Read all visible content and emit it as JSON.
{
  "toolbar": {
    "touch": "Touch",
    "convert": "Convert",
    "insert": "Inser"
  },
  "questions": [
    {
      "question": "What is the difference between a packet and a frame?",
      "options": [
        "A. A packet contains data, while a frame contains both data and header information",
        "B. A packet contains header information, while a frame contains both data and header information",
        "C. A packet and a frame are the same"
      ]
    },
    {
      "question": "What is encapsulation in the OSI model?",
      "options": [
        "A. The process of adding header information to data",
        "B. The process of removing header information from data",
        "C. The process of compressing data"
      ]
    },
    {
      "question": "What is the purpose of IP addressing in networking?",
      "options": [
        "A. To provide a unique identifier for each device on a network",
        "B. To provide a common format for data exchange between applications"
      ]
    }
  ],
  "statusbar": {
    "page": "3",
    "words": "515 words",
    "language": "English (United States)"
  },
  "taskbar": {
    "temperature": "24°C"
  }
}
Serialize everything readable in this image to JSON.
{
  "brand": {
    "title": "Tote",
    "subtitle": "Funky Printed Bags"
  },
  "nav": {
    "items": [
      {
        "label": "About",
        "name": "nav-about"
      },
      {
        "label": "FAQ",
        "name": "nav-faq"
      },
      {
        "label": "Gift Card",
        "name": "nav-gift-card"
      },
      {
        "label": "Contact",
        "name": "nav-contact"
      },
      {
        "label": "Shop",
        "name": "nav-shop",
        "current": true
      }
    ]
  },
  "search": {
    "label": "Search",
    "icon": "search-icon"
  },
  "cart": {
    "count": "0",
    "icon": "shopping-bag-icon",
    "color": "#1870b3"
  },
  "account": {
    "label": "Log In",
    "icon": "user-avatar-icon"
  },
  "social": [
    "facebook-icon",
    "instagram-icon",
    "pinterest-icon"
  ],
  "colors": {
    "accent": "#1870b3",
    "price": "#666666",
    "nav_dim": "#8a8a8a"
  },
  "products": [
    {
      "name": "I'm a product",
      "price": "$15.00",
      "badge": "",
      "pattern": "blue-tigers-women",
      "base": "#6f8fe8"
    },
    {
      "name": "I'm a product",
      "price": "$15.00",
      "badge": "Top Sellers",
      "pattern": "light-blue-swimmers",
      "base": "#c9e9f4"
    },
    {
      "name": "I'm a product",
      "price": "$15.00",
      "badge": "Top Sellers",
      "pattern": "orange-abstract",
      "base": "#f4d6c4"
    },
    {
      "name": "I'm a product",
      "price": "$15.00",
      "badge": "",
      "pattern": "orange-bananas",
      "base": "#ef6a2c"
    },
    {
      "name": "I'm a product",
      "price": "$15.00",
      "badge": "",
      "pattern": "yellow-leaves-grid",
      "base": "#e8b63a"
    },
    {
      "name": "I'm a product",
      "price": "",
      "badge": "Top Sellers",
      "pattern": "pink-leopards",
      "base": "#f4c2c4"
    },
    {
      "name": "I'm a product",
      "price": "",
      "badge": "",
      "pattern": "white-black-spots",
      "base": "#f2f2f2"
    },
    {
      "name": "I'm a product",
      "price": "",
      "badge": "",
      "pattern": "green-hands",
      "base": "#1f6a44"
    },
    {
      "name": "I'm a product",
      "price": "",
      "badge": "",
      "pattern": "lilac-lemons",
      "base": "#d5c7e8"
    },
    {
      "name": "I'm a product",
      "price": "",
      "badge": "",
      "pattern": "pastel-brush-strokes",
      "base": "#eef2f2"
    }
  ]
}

--

- [Problem details]
From the entries above, collect every line with the string "contains" in it.

- [Final result]
        "A. A packet contains data, while a frame contains both data and header information",
        "B. A packet contains header information, while a frame contains both data and header information",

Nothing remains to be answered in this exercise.